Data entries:

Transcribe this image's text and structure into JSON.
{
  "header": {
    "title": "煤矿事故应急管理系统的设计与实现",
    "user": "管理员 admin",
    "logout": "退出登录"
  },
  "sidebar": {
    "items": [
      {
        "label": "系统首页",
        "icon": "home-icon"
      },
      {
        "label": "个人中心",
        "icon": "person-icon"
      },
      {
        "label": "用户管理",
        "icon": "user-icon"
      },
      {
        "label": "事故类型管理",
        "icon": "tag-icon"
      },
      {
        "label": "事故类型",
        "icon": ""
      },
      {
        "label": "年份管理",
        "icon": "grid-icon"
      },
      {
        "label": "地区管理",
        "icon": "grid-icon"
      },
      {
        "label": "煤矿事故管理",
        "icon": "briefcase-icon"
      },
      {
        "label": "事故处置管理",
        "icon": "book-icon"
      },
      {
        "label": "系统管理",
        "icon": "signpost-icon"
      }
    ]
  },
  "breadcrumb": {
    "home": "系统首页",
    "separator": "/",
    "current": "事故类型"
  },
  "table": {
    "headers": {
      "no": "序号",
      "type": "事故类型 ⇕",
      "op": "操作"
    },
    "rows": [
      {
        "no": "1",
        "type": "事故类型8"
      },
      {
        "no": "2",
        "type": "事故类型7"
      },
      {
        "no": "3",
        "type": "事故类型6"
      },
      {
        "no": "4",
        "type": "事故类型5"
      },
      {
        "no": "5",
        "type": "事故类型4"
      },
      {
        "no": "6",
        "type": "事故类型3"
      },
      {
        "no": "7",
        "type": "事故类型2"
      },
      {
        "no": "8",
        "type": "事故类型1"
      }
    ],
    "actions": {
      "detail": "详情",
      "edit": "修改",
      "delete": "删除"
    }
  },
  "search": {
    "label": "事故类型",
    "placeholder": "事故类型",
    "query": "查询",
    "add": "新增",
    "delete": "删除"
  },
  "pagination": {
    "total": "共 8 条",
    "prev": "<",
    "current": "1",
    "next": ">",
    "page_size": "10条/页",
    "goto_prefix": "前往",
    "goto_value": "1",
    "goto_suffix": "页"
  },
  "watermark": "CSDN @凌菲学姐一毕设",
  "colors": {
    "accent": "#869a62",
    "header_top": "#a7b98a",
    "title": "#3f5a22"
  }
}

■ PROBLEM REQUIREMENTS:
From the listing above, reproduce all the lines exactly.

■ ANSWER TO THE PROBLEM:
Transcribe this image's text and structure into JSON.
{
  "header": {
    "title": "煤矿事故应急管理系统的设计与实现",
    "user": "管理员 admin",
    "logout": "退出登录"
  },
  "sidebar": {
    "items": [
      {
        "label": "系统首页",
        "icon": "home-icon"
      },
      {
        "label": "个人中心",
        "icon": "person-icon"
      },
      {
        "label": "用户管理",
        "icon": "user-icon"
      },
      {
        "label": "事故类型管理",
        "icon": "tag-icon"
      },
      {
        "label": "事故类型",
        "icon": ""
      },
      {
        "label": "年份管理",
        "icon": "grid-icon"
      },
      {
        "label": "地区管理",
        "icon": "grid-icon"
      },
      {
        "label": "煤矿事故管理",
        "icon": "briefcase-icon"
      },
      {
        "label": "事故处置管理",
        "icon": "book-icon"
      },
      {
        "label": "系统管理",
        "icon": "signpost-icon"
      }
    ]
  },
  "breadcrumb": {
    "home": "系统首页",
    "separator": "/",
    "current": "事故类型"
  },
  "table": {
    "headers": {
      "no": "序号",
      "type": "事故类型 ⇕",
      "op": "操作"
    },
    "rows": [
      {
        "no": "1",
        "type": "事故类型8"
      },
      {
        "no": "2",
        "type": "事故类型7"
      },
      {
        "no": "3",
        "type": "事故类型6"
      },
      {
        "no": "4",
        "type": "事故类型5"
      },
      {
        "no": "5",
        "type": "事故类型4"
      },
      {
        "no": "6",
        "type": "事故类型3"
      },
      {
        "no": "7",
        "type": "事故类型2"
      },
      {
        "no": "8",
        "type": "事故类型1"
      }
    ],
    "actions": {
      "detail": "详情",
      "edit": "修改",
      "delete": "删除"
    }
  },
  "search": {
    "label": "事故类型",
    "placeholder": "事故类型",
    "query": "查询",
    "add": "新增",
    "delete": "删除"
  },
  "pagination": {
    "total": "共 8 条",
    "prev": "<",
    "current": "1",
    "next": ">",
    "page_size": "10条/页",
    "goto_prefix": "前往",
    "goto_value": "1",
    "goto_suffix": "页"
  },
  "watermark": "CSDN @凌菲学姐一毕设",
  "colors": {
    "accent": "#869a62",
    "header_top": "#a7b98a",
    "title": "#3f5a22"
  }
}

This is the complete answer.